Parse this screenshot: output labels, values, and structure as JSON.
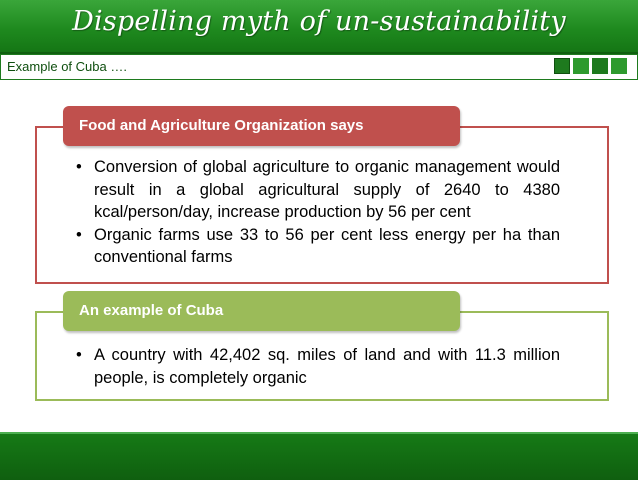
{
  "header": {
    "title": "Dispelling myth of un-sustainability"
  },
  "subheader": {
    "text": "Example of Cuba …."
  },
  "sections": [
    {
      "heading": "Food and Agriculture Organization says",
      "color": "#c0504d",
      "bullets": [
        "Conversion of global agriculture to organic management would result in a global agricultural supply of 2640 to 4380 kcal/person/day, increase production by 56 per cent",
        "Organic farms use 33 to 56 per cent less energy per ha than conventional farms"
      ]
    },
    {
      "heading": "An example of Cuba",
      "color": "#9bbb59",
      "bullets": [
        "A country with 42,402 sq. miles of land and with 11.3 million people, is completely organic"
      ]
    }
  ],
  "theme": {
    "primary": "#1e7a1e",
    "accent": "#2e9a2e"
  }
}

- _The problem_
Go through the listing above and write it out again exactly, dropping the pictures.

- _Output for this exercise_
Parse this screenshot: output labels, values, and structure as JSON.
{
  "header": {
    "title": "Dispelling myth of un-sustainability"
  },
  "subheader": {
    "text": "Example of Cuba …."
  },
  "sections": [
    {
      "heading": "Food and Agriculture Organization says",
      "color": "#c0504d",
      "bullets": [
        "Conversion of global agriculture to organic management would result in a global agricultural supply of 2640 to 4380 kcal/person/day, increase production by 56 per cent",
        "Organic farms use 33 to 56 per cent less energy per ha than conventional farms"
      ]
    },
    {
      "heading": "An example of Cuba",
      "color": "#9bbb59",
      "bullets": [
        "A country with 42,402 sq. miles of land and with 11.3 million people, is completely organic"
      ]
    }
  ],
  "theme": {
    "primary": "#1e7a1e",
    "accent": "#2e9a2e"
  }
}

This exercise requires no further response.